## Requirements
Turn the lines from the one containing "contour-level [339, 88, 372, 123]" through the one containing "colorbar-segment [35, 384, 69, 418]" into a numbered list, leaving out any blank lines and including only that stretch.

## Task data
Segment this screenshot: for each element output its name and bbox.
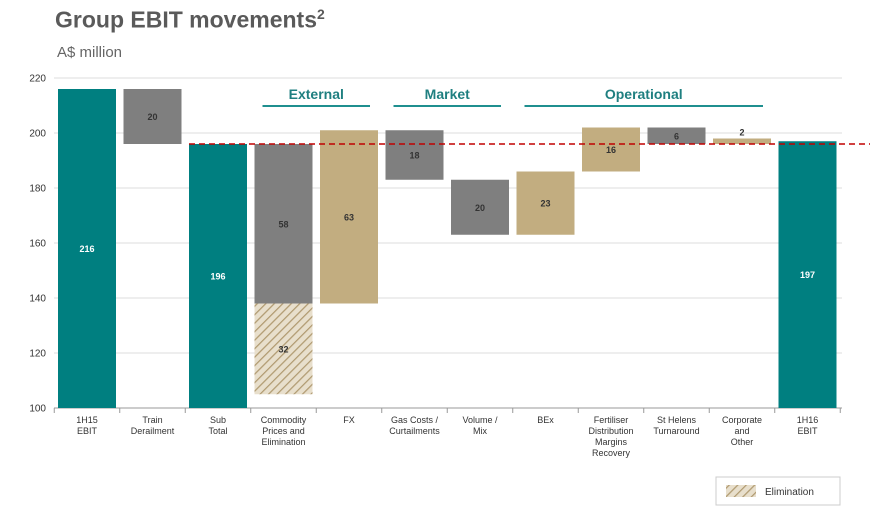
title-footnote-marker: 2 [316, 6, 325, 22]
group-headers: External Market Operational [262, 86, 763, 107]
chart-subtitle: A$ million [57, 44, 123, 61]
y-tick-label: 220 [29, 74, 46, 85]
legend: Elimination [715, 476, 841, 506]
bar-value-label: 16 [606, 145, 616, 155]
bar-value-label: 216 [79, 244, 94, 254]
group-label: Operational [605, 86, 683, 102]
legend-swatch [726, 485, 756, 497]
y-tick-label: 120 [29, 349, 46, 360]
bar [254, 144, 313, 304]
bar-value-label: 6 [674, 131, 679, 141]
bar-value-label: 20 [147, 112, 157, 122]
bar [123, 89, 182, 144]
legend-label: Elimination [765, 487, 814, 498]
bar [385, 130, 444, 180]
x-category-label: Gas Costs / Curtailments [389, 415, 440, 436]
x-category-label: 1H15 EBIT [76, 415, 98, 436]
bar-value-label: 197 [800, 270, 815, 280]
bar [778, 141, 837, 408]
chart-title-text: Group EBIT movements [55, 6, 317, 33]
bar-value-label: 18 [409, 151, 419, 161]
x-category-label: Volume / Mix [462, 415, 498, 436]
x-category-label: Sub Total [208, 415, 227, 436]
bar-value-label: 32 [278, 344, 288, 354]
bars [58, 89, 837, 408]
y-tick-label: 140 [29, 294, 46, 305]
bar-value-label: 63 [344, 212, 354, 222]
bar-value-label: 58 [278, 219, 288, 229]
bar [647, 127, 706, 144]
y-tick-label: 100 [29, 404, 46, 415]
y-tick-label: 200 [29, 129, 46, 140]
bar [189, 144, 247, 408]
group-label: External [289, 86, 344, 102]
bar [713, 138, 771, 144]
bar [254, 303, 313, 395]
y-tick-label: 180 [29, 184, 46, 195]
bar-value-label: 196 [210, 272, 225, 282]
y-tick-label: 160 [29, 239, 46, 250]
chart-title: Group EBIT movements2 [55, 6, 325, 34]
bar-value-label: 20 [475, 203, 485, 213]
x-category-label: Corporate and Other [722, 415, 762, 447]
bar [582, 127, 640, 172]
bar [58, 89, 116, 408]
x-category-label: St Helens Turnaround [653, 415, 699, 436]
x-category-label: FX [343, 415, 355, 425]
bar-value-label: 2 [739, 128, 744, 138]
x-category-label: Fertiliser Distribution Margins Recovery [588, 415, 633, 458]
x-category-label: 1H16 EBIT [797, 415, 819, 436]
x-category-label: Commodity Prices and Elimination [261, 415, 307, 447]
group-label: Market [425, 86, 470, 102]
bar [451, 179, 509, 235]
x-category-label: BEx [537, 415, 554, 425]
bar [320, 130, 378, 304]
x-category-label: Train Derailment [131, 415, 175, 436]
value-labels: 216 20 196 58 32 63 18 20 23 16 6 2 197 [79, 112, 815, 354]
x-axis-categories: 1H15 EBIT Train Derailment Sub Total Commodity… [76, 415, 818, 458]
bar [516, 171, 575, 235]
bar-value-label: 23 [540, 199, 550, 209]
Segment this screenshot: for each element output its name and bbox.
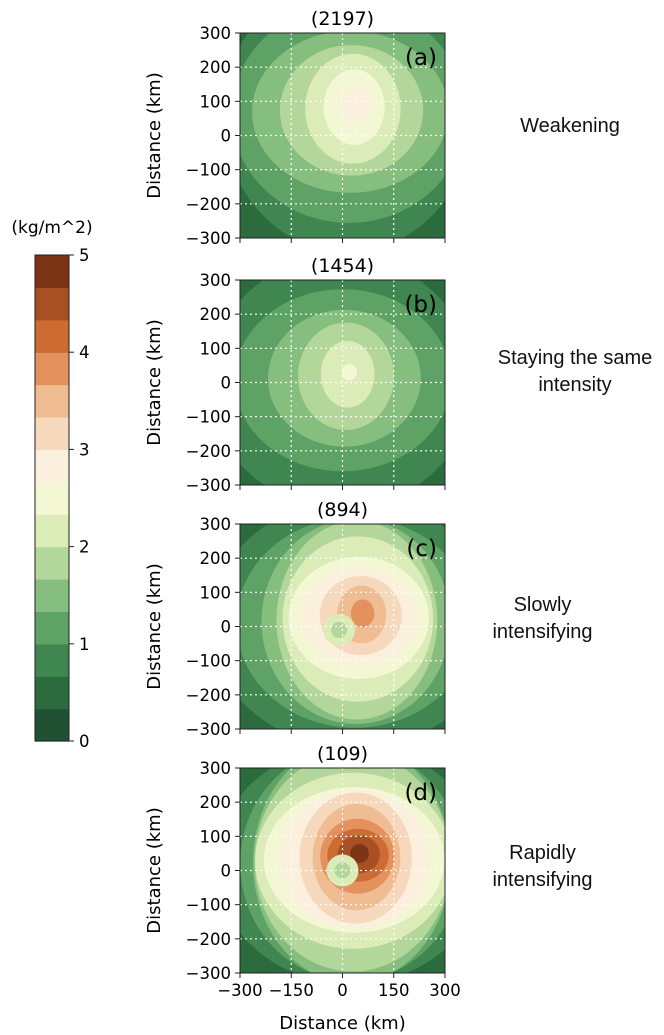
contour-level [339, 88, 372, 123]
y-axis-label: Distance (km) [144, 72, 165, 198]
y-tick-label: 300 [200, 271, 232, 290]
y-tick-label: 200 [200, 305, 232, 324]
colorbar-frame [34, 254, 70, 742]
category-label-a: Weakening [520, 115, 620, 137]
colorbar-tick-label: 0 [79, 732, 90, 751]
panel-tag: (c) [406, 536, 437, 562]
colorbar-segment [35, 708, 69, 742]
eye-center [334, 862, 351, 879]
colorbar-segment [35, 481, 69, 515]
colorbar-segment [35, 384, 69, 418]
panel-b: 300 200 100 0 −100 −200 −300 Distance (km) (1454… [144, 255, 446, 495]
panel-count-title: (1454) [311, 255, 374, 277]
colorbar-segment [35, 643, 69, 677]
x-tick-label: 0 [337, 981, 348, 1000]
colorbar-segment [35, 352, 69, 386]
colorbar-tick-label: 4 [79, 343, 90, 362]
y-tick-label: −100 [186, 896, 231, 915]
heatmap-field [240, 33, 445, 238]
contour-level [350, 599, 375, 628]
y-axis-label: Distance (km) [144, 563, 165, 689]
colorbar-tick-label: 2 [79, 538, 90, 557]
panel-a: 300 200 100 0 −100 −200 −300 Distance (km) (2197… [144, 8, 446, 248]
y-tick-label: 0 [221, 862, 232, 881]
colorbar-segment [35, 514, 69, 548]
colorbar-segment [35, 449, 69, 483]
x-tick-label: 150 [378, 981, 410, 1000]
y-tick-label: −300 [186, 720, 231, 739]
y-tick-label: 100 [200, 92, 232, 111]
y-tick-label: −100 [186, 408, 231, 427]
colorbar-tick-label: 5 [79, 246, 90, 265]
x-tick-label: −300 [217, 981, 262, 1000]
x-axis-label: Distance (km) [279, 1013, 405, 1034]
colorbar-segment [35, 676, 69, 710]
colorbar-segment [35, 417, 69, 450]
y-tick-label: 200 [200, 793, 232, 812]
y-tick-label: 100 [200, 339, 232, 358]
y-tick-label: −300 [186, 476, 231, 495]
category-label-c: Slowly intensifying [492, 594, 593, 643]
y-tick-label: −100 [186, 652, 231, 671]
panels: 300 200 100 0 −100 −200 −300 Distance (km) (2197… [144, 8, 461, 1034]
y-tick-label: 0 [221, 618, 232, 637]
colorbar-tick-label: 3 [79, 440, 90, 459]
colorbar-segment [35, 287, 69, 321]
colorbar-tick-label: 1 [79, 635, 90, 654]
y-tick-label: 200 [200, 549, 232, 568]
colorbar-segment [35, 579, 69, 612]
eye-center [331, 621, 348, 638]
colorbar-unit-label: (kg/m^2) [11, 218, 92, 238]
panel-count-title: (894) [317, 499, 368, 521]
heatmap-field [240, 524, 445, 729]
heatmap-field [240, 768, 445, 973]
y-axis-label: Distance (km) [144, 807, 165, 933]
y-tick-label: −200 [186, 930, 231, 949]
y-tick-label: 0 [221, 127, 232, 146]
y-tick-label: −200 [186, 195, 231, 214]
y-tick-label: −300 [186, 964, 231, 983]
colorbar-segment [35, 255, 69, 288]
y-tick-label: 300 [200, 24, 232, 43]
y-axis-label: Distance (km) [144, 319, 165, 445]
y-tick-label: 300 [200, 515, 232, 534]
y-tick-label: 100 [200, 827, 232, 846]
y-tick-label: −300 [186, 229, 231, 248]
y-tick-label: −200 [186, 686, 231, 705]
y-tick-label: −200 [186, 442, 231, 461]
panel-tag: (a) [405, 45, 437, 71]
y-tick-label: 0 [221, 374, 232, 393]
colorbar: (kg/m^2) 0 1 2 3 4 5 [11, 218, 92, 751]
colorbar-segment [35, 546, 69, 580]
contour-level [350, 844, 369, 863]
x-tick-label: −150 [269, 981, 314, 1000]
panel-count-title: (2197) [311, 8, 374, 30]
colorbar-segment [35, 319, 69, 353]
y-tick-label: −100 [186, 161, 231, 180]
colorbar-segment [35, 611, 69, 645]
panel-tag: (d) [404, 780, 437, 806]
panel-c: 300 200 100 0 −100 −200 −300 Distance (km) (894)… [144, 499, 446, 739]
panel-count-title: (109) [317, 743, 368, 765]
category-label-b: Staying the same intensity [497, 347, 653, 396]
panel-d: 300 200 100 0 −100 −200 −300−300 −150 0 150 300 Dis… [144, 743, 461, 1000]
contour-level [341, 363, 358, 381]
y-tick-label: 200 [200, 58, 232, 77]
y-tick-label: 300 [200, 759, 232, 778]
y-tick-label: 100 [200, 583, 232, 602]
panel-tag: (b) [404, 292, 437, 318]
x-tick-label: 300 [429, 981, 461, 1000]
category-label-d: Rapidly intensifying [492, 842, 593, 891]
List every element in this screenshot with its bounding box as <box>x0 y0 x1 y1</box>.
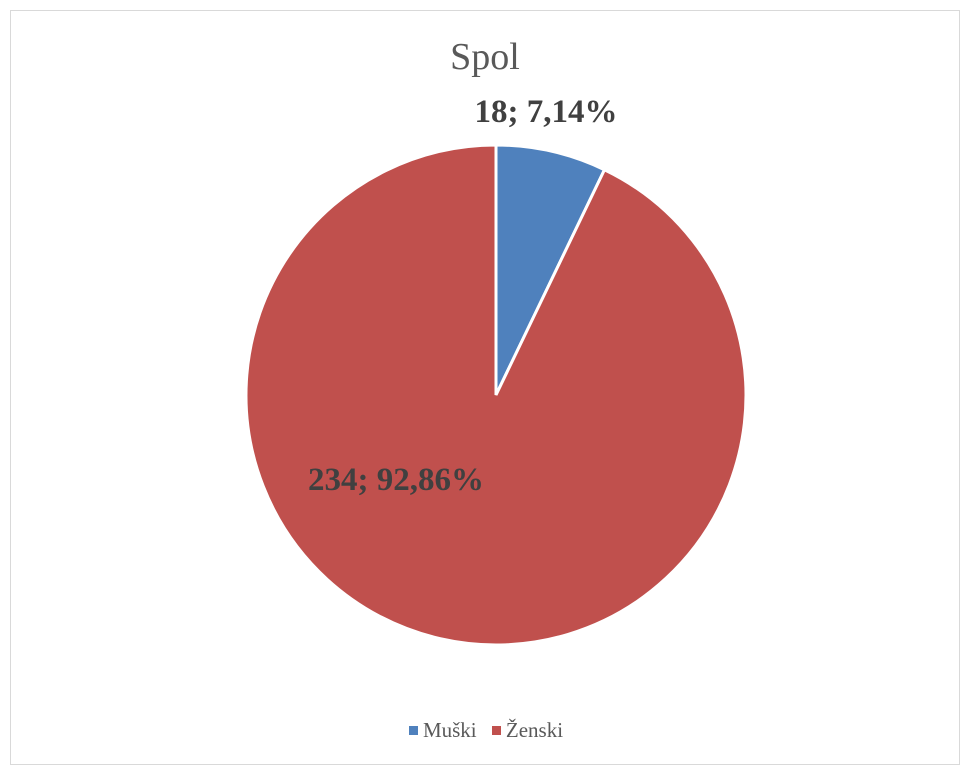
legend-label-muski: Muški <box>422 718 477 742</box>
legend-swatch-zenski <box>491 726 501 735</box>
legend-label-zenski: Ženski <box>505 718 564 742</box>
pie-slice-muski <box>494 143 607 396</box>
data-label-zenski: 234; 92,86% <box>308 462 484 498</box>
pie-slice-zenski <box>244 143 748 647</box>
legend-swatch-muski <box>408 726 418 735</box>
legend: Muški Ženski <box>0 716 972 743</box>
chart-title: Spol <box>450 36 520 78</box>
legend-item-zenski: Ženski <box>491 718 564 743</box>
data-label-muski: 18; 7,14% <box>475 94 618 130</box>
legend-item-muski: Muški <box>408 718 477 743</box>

## Result of this task
1. contour-level [339, 88, 372, 123]
2. y-axis-label: Distance (km) [144, 72, 165, 198]
3. y-tick-label: 300 [200, 271, 232, 290]
4. y-tick-label: 200 [200, 305, 232, 324]
5. colorbar-frame [34, 254, 70, 742]
6. category-label-a: Weakening [520, 115, 620, 137]
7. colorbar-tick-label: 0 [79, 732, 90, 751]
8. panel-tag: (c) [406, 536, 437, 562]
9. colorbar-segment [35, 708, 69, 742]
10. eye-center [334, 862, 351, 879]
11. colorbar-segment [35, 481, 69, 515]
12. colorbar-segment [35, 384, 69, 418]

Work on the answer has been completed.